> [AIM OF THE TASK] Output the material below unchanged, apart from leaving out the pictures.

-------- DATA LISTING

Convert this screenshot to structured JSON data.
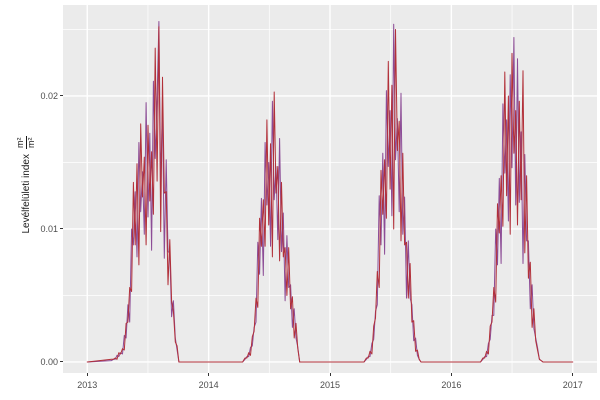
{
  "figure": {
    "background": "#FFFFFF",
    "panel_bg": "#EBEBEB",
    "grid_color": "#FFFFFF",
    "tick_label_color": "#4D4D4D",
    "axis_title_color": "#1A1A1A",
    "tick_mark_color": "#333333"
  },
  "y_axis": {
    "title_text": "Levélfelületi index",
    "title_frac_numerator": "m²",
    "title_frac_denominator": "m²",
    "tick_labels": [
      "0.00",
      "0.01",
      "0.02"
    ],
    "tick_values": [
      0,
      0.01,
      0.02
    ]
  },
  "x_axis": {
    "tick_labels": [
      "2013",
      "2014",
      "2015",
      "2016",
      "2017"
    ],
    "tick_values": [
      2013,
      2014,
      2015,
      2016,
      2017
    ]
  },
  "chart_data": {
    "type": "line",
    "title": "",
    "xlabel": "",
    "ylabel": "Levélfelületi index (m²/m²)",
    "xlim": [
      2012.8,
      2017.2
    ],
    "ylim": [
      -0.00083,
      0.02684
    ],
    "grid": "on",
    "legend": "none",
    "x_major_gridlines": [
      2013,
      2014,
      2015,
      2016,
      2017
    ],
    "x_minor_gridlines": [
      2013.5,
      2014.5,
      2015.5,
      2016.5
    ],
    "y_major_gridlines": [
      0,
      0.01,
      0.02
    ],
    "y_minor_gridlines": [
      0.005,
      0.015,
      0.025
    ],
    "values_unit": "m2/m2, stored in thousandths (multiply by 0.001)",
    "x": [
      2013.0,
      2013.2,
      2013.215,
      2013.23,
      2013.245,
      2013.26,
      2013.275,
      2013.29,
      2013.305,
      2013.32,
      2013.335,
      2013.35,
      2013.365,
      2013.38,
      2013.395,
      2013.41,
      2013.425,
      2013.44,
      2013.455,
      2013.47,
      2013.485,
      2013.5,
      2013.515,
      2013.53,
      2013.545,
      2013.56,
      2013.575,
      2013.59,
      2013.605,
      2013.62,
      2013.635,
      2013.65,
      2013.665,
      2013.68,
      2013.695,
      2013.71,
      2013.725,
      2013.74,
      2013.755,
      2014.28,
      2014.3,
      2014.315,
      2014.33,
      2014.345,
      2014.36,
      2014.375,
      2014.39,
      2014.405,
      2014.42,
      2014.435,
      2014.45,
      2014.465,
      2014.48,
      2014.495,
      2014.51,
      2014.525,
      2014.54,
      2014.555,
      2014.57,
      2014.585,
      2014.6,
      2014.615,
      2014.63,
      2014.645,
      2014.66,
      2014.675,
      2014.69,
      2014.705,
      2014.72,
      2014.735,
      2014.75,
      2015.28,
      2015.3,
      2015.315,
      2015.33,
      2015.345,
      2015.36,
      2015.375,
      2015.39,
      2015.405,
      2015.42,
      2015.435,
      2015.45,
      2015.465,
      2015.48,
      2015.495,
      2015.51,
      2015.525,
      2015.54,
      2015.555,
      2015.57,
      2015.585,
      2015.6,
      2015.615,
      2015.63,
      2015.645,
      2015.66,
      2015.675,
      2015.69,
      2015.705,
      2015.72,
      2015.735,
      2015.75,
      2016.24,
      2016.26,
      2016.275,
      2016.29,
      2016.305,
      2016.32,
      2016.335,
      2016.35,
      2016.365,
      2016.38,
      2016.395,
      2016.41,
      2016.425,
      2016.44,
      2016.455,
      2016.47,
      2016.485,
      2016.5,
      2016.515,
      2016.53,
      2016.545,
      2016.56,
      2016.575,
      2016.59,
      2016.605,
      2016.62,
      2016.635,
      2016.65,
      2016.665,
      2016.68,
      2016.695,
      2016.71,
      2016.725,
      2016.74,
      2016.755,
      2017.0
    ],
    "series": [
      {
        "name": "lai-purple",
        "color": "#8C4C96",
        "values": [
          0,
          0.1,
          0.2,
          0.2,
          0.5,
          0.4,
          0.7,
          0.6,
          2.0,
          1.8,
          4.3,
          3.0,
          10.0,
          8.8,
          12.8,
          7.9,
          16.5,
          11.3,
          14.3,
          9.6,
          19.5,
          10.9,
          17.2,
          8.4,
          21.1,
          15.3,
          19.8,
          25.6,
          13.5,
          19.1,
          7.8,
          15.2,
          8.3,
          8.2,
          3.4,
          4.6,
          1.8,
          0.9,
          0,
          0,
          0.2,
          0.4,
          0.4,
          1.1,
          1.2,
          2.6,
          3.0,
          9.0,
          6.6,
          12.3,
          6.5,
          16.5,
          11.8,
          15.0,
          8.7,
          19.6,
          12.2,
          14.7,
          9.2,
          16.8,
          8.3,
          11.2,
          4.6,
          9.5,
          5.6,
          5.8,
          2.6,
          4.0,
          1.8,
          1.1,
          0,
          0,
          0.2,
          0.4,
          0.4,
          1.4,
          1.7,
          3.8,
          4.3,
          12.5,
          8.8,
          15.7,
          8.1,
          20.4,
          14.7,
          18.9,
          11.0,
          25.4,
          15.2,
          18.3,
          11.3,
          20.2,
          9.6,
          12.4,
          4.8,
          9.1,
          4.8,
          4.3,
          1.6,
          1.8,
          0.5,
          0.2,
          0,
          0,
          0.2,
          0.4,
          0.4,
          1.4,
          1.7,
          3.5,
          3.5,
          10.0,
          7.3,
          13.8,
          7.4,
          19.4,
          14.2,
          18.2,
          10.6,
          21.6,
          14.6,
          24.4,
          11.8,
          22.8,
          12.0,
          17.3,
          7.4,
          15.6,
          9.1,
          9.1,
          4.0,
          5.8,
          2.5,
          1.8,
          1.1,
          0.2,
          0.1,
          0,
          0
        ]
      },
      {
        "name": "lai-red",
        "color": "#B23039",
        "values": [
          0,
          0.2,
          0.2,
          0.3,
          0.2,
          0.7,
          0.6,
          1.0,
          0.9,
          2.9,
          3.0,
          5.6,
          5.3,
          13.5,
          8.8,
          14.9,
          7.3,
          17.9,
          12.4,
          15.4,
          8.8,
          17.8,
          12.1,
          15.8,
          11.1,
          23.6,
          13.6,
          25.2,
          9.8,
          21.4,
          12.7,
          12.8,
          5.8,
          9.2,
          4.6,
          3.8,
          1.5,
          1.2,
          0,
          0,
          0.3,
          0.3,
          0.7,
          0.5,
          1.9,
          2.3,
          4.8,
          4.1,
          10.8,
          8.7,
          12.2,
          8.7,
          18.2,
          10.3,
          16.4,
          7.9,
          20.3,
          12.7,
          14.7,
          7.6,
          13.5,
          7.9,
          8.6,
          5.0,
          8.6,
          4.0,
          4.9,
          1.8,
          2.9,
          1.0,
          0,
          0,
          0.3,
          0.3,
          0.8,
          0.6,
          2.7,
          3.3,
          6.8,
          5.6,
          14.4,
          11.1,
          15.2,
          10.8,
          22.6,
          13.0,
          20.8,
          10.0,
          25.0,
          15.9,
          18.1,
          9.1,
          15.7,
          8.8,
          9.0,
          4.8,
          7.4,
          3.0,
          3.1,
          0.8,
          0.9,
          0.2,
          0,
          0,
          0.3,
          0.3,
          0.8,
          0.6,
          2.7,
          3.0,
          5.6,
          4.5,
          11.9,
          9.7,
          14.0,
          10.2,
          21.8,
          12.5,
          20.0,
          9.6,
          23.2,
          15.7,
          18.9,
          10.3,
          19.6,
          12.2,
          21.9,
          8.2,
          14.0,
          6.3,
          7.5,
          2.6,
          4.0,
          1.6,
          0.9,
          0.2,
          0.1,
          0,
          0
        ]
      }
    ]
  }
}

----------------

> [REPLY TO THE TASK]
Convert this screenshot to structured JSON data.
{
  "figure": {
    "background": "#FFFFFF",
    "panel_bg": "#EBEBEB",
    "grid_color": "#FFFFFF",
    "tick_label_color": "#4D4D4D",
    "axis_title_color": "#1A1A1A",
    "tick_mark_color": "#333333"
  },
  "y_axis": {
    "title_text": "Levélfelületi index",
    "title_frac_numerator": "m²",
    "title_frac_denominator": "m²",
    "tick_labels": [
      "0.00",
      "0.01",
      "0.02"
    ],
    "tick_values": [
      0,
      0.01,
      0.02
    ]
  },
  "x_axis": {
    "tick_labels": [
      "2013",
      "2014",
      "2015",
      "2016",
      "2017"
    ],
    "tick_values": [
      2013,
      2014,
      2015,
      2016,
      2017
    ]
  },
  "chart_data": {
    "type": "line",
    "title": "",
    "xlabel": "",
    "ylabel": "Levélfelületi index (m²/m²)",
    "xlim": [
      2012.8,
      2017.2
    ],
    "ylim": [
      -0.00083,
      0.02684
    ],
    "grid": "on",
    "legend": "none",
    "x_major_gridlines": [
      2013,
      2014,
      2015,
      2016,
      2017
    ],
    "x_minor_gridlines": [
      2013.5,
      2014.5,
      2015.5,
      2016.5
    ],
    "y_major_gridlines": [
      0,
      0.01,
      0.02
    ],
    "y_minor_gridlines": [
      0.005,
      0.015,
      0.025
    ],
    "values_unit": "m2/m2, stored in thousandths (multiply by 0.001)",
    "x": [
      2013.0,
      2013.2,
      2013.215,
      2013.23,
      2013.245,
      2013.26,
      2013.275,
      2013.29,
      2013.305,
      2013.32,
      2013.335,
      2013.35,
      2013.365,
      2013.38,
      2013.395,
      2013.41,
      2013.425,
      2013.44,
      2013.455,
      2013.47,
      2013.485,
      2013.5,
      2013.515,
      2013.53,
      2013.545,
      2013.56,
      2013.575,
      2013.59,
      2013.605,
      2013.62,
      2013.635,
      2013.65,
      2013.665,
      2013.68,
      2013.695,
      2013.71,
      2013.725,
      2013.74,
      2013.755,
      2014.28,
      2014.3,
      2014.315,
      2014.33,
      2014.345,
      2014.36,
      2014.375,
      2014.39,
      2014.405,
      2014.42,
      2014.435,
      2014.45,
      2014.465,
      2014.48,
      2014.495,
      2014.51,
      2014.525,
      2014.54,
      2014.555,
      2014.57,
      2014.585,
      2014.6,
      2014.615,
      2014.63,
      2014.645,
      2014.66,
      2014.675,
      2014.69,
      2014.705,
      2014.72,
      2014.735,
      2014.75,
      2015.28,
      2015.3,
      2015.315,
      2015.33,
      2015.345,
      2015.36,
      2015.375,
      2015.39,
      2015.405,
      2015.42,
      2015.435,
      2015.45,
      2015.465,
      2015.48,
      2015.495,
      2015.51,
      2015.525,
      2015.54,
      2015.555,
      2015.57,
      2015.585,
      2015.6,
      2015.615,
      2015.63,
      2015.645,
      2015.66,
      2015.675,
      2015.69,
      2015.705,
      2015.72,
      2015.735,
      2015.75,
      2016.24,
      2016.26,
      2016.275,
      2016.29,
      2016.305,
      2016.32,
      2016.335,
      2016.35,
      2016.365,
      2016.38,
      2016.395,
      2016.41,
      2016.425,
      2016.44,
      2016.455,
      2016.47,
      2016.485,
      2016.5,
      2016.515,
      2016.53,
      2016.545,
      2016.56,
      2016.575,
      2016.59,
      2016.605,
      2016.62,
      2016.635,
      2016.65,
      2016.665,
      2016.68,
      2016.695,
      2016.71,
      2016.725,
      2016.74,
      2016.755,
      2017.0
    ],
    "series": [
      {
        "name": "lai-purple",
        "color": "#8C4C96",
        "values": [
          0,
          0.1,
          0.2,
          0.2,
          0.5,
          0.4,
          0.7,
          0.6,
          2.0,
          1.8,
          4.3,
          3.0,
          10.0,
          8.8,
          12.8,
          7.9,
          16.5,
          11.3,
          14.3,
          9.6,
          19.5,
          10.9,
          17.2,
          8.4,
          21.1,
          15.3,
          19.8,
          25.6,
          13.5,
          19.1,
          7.8,
          15.2,
          8.3,
          8.2,
          3.4,
          4.6,
          1.8,
          0.9,
          0,
          0,
          0.2,
          0.4,
          0.4,
          1.1,
          1.2,
          2.6,
          3.0,
          9.0,
          6.6,
          12.3,
          6.5,
          16.5,
          11.8,
          15.0,
          8.7,
          19.6,
          12.2,
          14.7,
          9.2,
          16.8,
          8.3,
          11.2,
          4.6,
          9.5,
          5.6,
          5.8,
          2.6,
          4.0,
          1.8,
          1.1,
          0,
          0,
          0.2,
          0.4,
          0.4,
          1.4,
          1.7,
          3.8,
          4.3,
          12.5,
          8.8,
          15.7,
          8.1,
          20.4,
          14.7,
          18.9,
          11.0,
          25.4,
          15.2,
          18.3,
          11.3,
          20.2,
          9.6,
          12.4,
          4.8,
          9.1,
          4.8,
          4.3,
          1.6,
          1.8,
          0.5,
          0.2,
          0,
          0,
          0.2,
          0.4,
          0.4,
          1.4,
          1.7,
          3.5,
          3.5,
          10.0,
          7.3,
          13.8,
          7.4,
          19.4,
          14.2,
          18.2,
          10.6,
          21.6,
          14.6,
          24.4,
          11.8,
          22.8,
          12.0,
          17.3,
          7.4,
          15.6,
          9.1,
          9.1,
          4.0,
          5.8,
          2.5,
          1.8,
          1.1,
          0.2,
          0.1,
          0,
          0
        ]
      },
      {
        "name": "lai-red",
        "color": "#B23039",
        "values": [
          0,
          0.2,
          0.2,
          0.3,
          0.2,
          0.7,
          0.6,
          1.0,
          0.9,
          2.9,
          3.0,
          5.6,
          5.3,
          13.5,
          8.8,
          14.9,
          7.3,
          17.9,
          12.4,
          15.4,
          8.8,
          17.8,
          12.1,
          15.8,
          11.1,
          23.6,
          13.6,
          25.2,
          9.8,
          21.4,
          12.7,
          12.8,
          5.8,
          9.2,
          4.6,
          3.8,
          1.5,
          1.2,
          0,
          0,
          0.3,
          0.3,
          0.7,
          0.5,
          1.9,
          2.3,
          4.8,
          4.1,
          10.8,
          8.7,
          12.2,
          8.7,
          18.2,
          10.3,
          16.4,
          7.9,
          20.3,
          12.7,
          14.7,
          7.6,
          13.5,
          7.9,
          8.6,
          5.0,
          8.6,
          4.0,
          4.9,
          1.8,
          2.9,
          1.0,
          0,
          0,
          0.3,
          0.3,
          0.8,
          0.6,
          2.7,
          3.3,
          6.8,
          5.6,
          14.4,
          11.1,
          15.2,
          10.8,
          22.6,
          13.0,
          20.8,
          10.0,
          25.0,
          15.9,
          18.1,
          9.1,
          15.7,
          8.8,
          9.0,
          4.8,
          7.4,
          3.0,
          3.1,
          0.8,
          0.9,
          0.2,
          0,
          0,
          0.3,
          0.3,
          0.8,
          0.6,
          2.7,
          3.0,
          5.6,
          4.5,
          11.9,
          9.7,
          14.0,
          10.2,
          21.8,
          12.5,
          20.0,
          9.6,
          23.2,
          15.7,
          18.9,
          10.3,
          19.6,
          12.2,
          21.9,
          8.2,
          14.0,
          6.3,
          7.5,
          2.6,
          4.0,
          1.6,
          0.9,
          0.2,
          0.1,
          0,
          0
        ]
      }
    ]
  }
}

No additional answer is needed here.